Collect all lines below with the string "into".

Excerpt from a dataset
* * * *

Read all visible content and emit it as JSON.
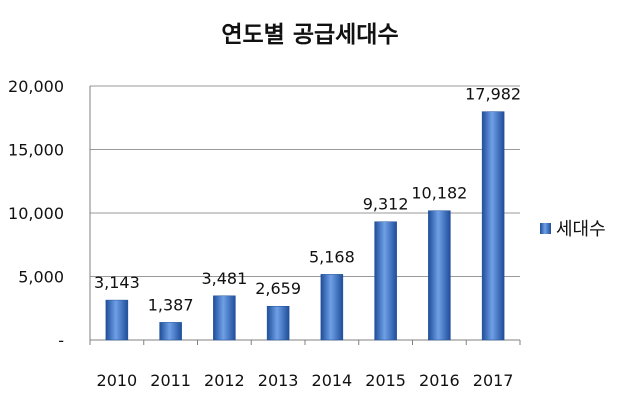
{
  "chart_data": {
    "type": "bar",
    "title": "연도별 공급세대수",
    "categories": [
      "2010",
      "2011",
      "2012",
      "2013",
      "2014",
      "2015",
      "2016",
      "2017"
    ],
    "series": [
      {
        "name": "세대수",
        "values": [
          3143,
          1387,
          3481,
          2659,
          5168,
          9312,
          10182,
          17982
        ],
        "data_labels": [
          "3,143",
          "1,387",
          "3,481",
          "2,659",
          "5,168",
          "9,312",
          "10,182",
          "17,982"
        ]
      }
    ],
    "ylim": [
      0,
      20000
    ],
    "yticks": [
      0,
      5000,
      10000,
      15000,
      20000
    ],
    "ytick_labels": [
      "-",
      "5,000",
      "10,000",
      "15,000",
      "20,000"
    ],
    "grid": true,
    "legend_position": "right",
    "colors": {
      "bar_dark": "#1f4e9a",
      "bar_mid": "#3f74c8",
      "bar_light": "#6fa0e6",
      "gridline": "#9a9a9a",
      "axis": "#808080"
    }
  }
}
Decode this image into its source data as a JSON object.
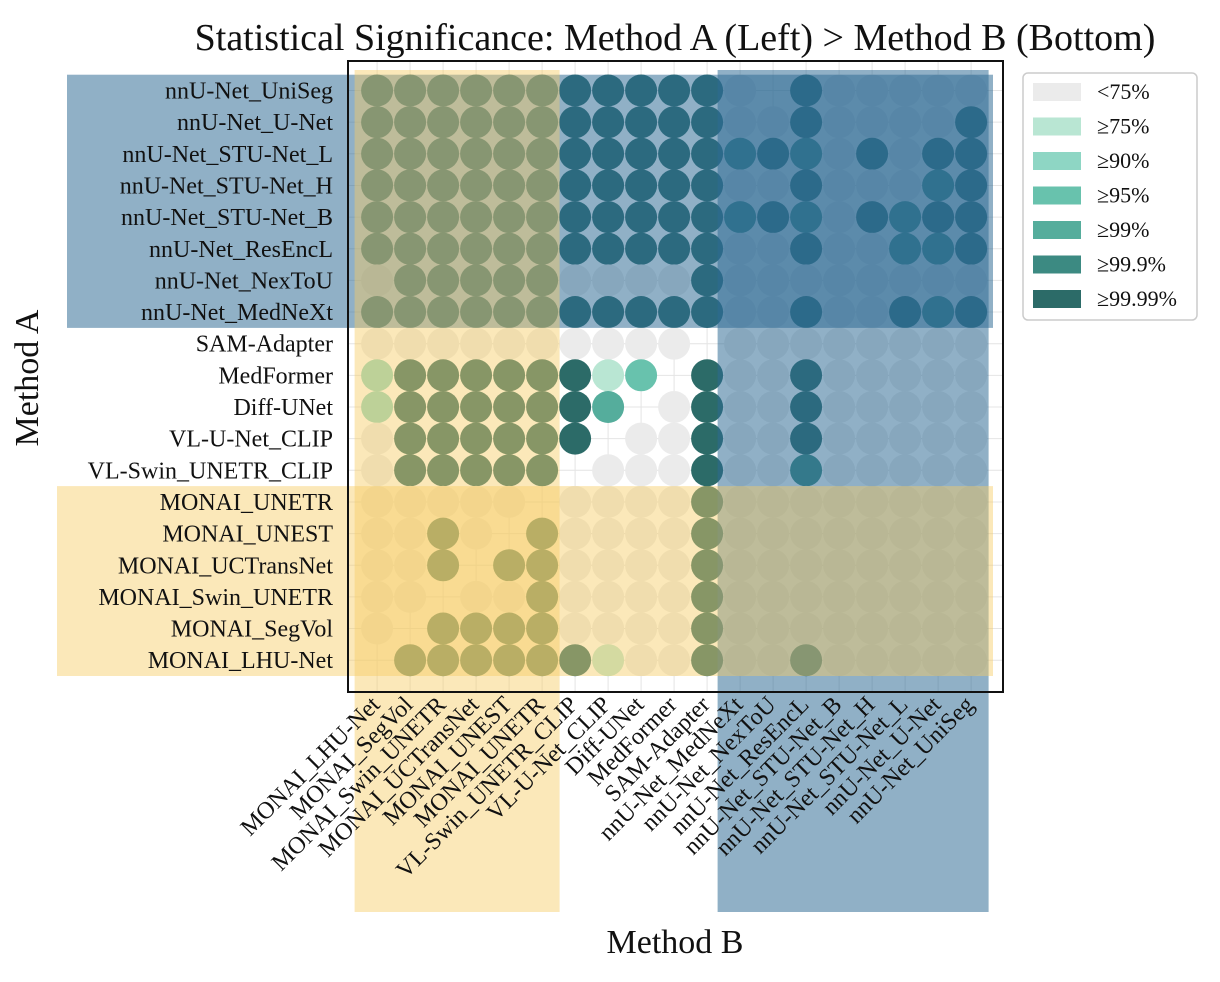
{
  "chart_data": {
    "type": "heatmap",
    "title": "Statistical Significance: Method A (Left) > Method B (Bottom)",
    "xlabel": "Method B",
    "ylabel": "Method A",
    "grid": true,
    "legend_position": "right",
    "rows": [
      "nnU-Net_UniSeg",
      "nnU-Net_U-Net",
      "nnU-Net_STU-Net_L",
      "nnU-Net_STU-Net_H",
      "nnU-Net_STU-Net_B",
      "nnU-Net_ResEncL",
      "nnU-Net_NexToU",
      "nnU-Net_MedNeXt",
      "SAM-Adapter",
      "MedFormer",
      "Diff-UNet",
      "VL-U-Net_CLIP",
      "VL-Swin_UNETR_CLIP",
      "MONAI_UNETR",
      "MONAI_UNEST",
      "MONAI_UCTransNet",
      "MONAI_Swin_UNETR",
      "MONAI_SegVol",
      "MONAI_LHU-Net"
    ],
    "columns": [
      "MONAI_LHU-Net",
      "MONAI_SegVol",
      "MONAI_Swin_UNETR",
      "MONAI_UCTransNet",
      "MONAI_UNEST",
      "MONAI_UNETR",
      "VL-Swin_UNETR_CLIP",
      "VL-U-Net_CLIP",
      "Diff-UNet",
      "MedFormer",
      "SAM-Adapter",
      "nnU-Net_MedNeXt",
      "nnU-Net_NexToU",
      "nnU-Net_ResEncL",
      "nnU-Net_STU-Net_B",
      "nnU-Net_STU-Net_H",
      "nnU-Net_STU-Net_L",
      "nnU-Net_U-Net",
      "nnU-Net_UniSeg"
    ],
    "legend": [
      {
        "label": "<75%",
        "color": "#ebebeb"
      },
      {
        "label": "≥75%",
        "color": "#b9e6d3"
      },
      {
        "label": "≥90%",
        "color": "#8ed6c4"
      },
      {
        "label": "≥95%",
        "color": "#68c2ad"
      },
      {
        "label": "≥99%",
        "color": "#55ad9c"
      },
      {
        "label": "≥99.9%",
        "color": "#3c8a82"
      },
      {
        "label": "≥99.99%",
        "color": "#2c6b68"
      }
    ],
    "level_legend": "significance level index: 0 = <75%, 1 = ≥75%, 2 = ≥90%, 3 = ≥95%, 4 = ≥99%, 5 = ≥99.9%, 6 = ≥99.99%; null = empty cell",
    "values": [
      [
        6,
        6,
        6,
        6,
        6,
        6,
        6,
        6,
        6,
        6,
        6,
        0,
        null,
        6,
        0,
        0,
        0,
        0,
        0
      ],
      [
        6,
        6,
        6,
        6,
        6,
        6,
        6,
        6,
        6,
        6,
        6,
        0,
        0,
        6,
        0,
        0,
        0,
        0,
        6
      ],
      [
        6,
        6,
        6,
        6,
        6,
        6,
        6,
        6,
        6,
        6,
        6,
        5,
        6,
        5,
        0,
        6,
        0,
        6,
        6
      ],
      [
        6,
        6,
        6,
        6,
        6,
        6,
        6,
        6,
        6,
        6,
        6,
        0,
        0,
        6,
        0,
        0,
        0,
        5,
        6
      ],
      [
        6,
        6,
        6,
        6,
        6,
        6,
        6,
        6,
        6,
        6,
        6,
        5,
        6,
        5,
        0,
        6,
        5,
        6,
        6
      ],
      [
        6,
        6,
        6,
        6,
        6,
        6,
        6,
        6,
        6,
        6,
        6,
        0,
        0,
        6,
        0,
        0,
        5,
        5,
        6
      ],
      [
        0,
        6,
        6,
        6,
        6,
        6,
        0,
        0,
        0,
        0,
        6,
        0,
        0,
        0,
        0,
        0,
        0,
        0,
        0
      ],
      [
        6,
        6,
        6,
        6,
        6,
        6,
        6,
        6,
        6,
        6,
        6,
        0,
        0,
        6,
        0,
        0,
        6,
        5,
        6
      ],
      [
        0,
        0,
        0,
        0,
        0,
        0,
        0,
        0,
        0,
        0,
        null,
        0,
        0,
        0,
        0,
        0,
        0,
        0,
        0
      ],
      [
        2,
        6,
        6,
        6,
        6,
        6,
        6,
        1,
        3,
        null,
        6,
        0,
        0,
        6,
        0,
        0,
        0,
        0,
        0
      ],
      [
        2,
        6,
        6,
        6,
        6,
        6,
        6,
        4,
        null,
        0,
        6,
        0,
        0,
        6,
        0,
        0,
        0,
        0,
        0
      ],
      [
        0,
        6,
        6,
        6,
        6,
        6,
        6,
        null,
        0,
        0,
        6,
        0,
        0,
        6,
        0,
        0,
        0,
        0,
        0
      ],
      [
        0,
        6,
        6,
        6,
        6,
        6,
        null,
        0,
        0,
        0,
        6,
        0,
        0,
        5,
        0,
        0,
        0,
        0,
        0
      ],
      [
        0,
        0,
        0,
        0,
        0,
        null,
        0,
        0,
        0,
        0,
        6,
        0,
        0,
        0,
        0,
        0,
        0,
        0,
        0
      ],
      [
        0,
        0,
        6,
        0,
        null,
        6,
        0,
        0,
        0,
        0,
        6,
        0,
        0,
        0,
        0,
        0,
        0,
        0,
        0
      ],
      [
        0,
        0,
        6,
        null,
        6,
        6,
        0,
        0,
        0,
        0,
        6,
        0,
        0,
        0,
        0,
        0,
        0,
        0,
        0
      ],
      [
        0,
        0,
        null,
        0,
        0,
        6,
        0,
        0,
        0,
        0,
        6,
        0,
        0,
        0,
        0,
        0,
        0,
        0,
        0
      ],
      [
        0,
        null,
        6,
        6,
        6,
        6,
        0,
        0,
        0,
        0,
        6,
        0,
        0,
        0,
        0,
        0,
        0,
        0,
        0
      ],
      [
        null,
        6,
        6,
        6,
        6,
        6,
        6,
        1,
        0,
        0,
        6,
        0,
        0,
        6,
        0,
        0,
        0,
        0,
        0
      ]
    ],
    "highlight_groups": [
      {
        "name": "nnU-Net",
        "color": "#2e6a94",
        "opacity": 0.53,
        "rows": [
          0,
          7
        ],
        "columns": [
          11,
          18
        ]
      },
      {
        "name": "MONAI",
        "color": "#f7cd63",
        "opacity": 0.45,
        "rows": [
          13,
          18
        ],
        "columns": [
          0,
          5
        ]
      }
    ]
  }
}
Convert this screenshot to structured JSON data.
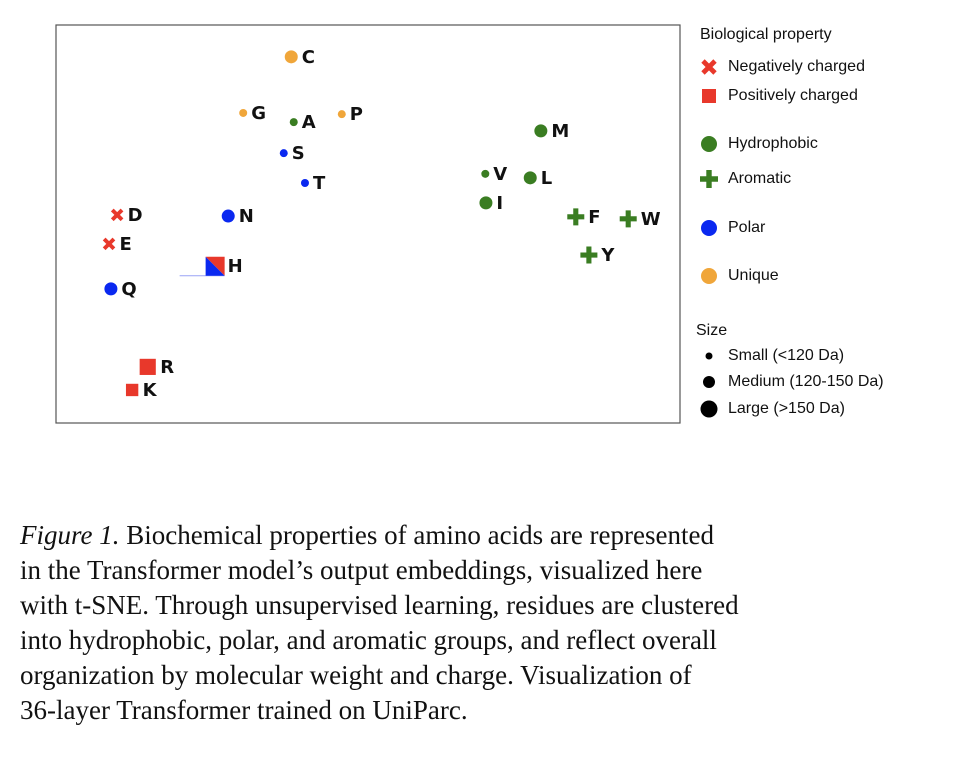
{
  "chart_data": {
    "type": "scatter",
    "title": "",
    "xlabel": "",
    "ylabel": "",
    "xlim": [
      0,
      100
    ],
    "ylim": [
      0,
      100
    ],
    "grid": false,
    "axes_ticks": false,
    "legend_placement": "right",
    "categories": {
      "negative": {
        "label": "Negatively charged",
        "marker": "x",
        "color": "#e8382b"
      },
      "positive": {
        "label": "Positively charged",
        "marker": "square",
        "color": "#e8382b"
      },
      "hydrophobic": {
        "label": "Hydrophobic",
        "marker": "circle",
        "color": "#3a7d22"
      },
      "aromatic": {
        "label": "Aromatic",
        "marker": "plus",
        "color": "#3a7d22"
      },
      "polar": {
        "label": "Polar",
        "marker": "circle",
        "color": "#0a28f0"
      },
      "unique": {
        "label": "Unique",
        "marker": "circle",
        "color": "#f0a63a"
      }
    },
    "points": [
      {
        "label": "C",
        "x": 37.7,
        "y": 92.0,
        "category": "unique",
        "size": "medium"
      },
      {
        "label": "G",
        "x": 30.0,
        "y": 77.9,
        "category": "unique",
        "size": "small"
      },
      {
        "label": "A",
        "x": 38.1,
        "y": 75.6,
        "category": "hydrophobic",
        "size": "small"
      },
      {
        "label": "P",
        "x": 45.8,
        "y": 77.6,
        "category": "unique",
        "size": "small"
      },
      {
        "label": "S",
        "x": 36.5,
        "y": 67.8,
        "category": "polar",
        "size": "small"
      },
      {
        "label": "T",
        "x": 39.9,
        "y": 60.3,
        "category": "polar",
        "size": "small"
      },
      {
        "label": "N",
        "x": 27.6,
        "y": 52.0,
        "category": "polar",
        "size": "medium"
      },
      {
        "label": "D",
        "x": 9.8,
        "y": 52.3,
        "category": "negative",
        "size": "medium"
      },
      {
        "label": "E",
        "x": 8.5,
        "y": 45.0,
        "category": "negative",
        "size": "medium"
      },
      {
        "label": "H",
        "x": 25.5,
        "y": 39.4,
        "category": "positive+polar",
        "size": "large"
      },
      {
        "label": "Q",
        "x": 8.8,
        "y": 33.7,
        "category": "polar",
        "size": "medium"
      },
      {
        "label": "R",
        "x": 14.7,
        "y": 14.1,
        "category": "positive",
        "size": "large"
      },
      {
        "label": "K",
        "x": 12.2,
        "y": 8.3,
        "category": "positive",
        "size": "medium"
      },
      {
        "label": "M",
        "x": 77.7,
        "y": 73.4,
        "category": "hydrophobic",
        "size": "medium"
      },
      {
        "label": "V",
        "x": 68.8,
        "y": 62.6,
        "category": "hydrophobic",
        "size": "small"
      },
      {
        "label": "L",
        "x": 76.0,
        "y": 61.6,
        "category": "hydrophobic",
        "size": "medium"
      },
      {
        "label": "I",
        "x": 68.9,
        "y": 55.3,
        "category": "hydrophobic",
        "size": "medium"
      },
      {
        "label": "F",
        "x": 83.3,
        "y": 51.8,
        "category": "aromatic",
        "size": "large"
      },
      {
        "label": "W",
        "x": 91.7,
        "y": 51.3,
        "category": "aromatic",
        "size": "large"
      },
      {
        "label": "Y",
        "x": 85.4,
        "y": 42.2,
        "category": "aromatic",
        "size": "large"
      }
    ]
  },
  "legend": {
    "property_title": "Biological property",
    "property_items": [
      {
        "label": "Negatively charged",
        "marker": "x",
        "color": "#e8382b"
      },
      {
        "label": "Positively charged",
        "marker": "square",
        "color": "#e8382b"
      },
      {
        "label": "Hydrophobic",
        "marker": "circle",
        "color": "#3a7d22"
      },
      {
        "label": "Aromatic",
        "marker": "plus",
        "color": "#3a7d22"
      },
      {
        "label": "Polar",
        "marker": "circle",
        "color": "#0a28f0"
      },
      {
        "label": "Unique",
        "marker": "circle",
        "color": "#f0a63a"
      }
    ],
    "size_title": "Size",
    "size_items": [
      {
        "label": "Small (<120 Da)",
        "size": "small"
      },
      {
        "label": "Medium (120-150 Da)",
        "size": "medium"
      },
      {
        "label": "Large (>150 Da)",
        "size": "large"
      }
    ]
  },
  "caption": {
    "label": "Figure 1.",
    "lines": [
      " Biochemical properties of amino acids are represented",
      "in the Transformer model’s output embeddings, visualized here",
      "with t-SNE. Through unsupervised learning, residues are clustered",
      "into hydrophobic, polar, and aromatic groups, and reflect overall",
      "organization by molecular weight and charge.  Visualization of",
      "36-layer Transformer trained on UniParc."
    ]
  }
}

* * * *

Right answer
Decode this image into its source data as a JSON object.
      "into hydrophobic, polar, and aromatic groups, and reflect overall",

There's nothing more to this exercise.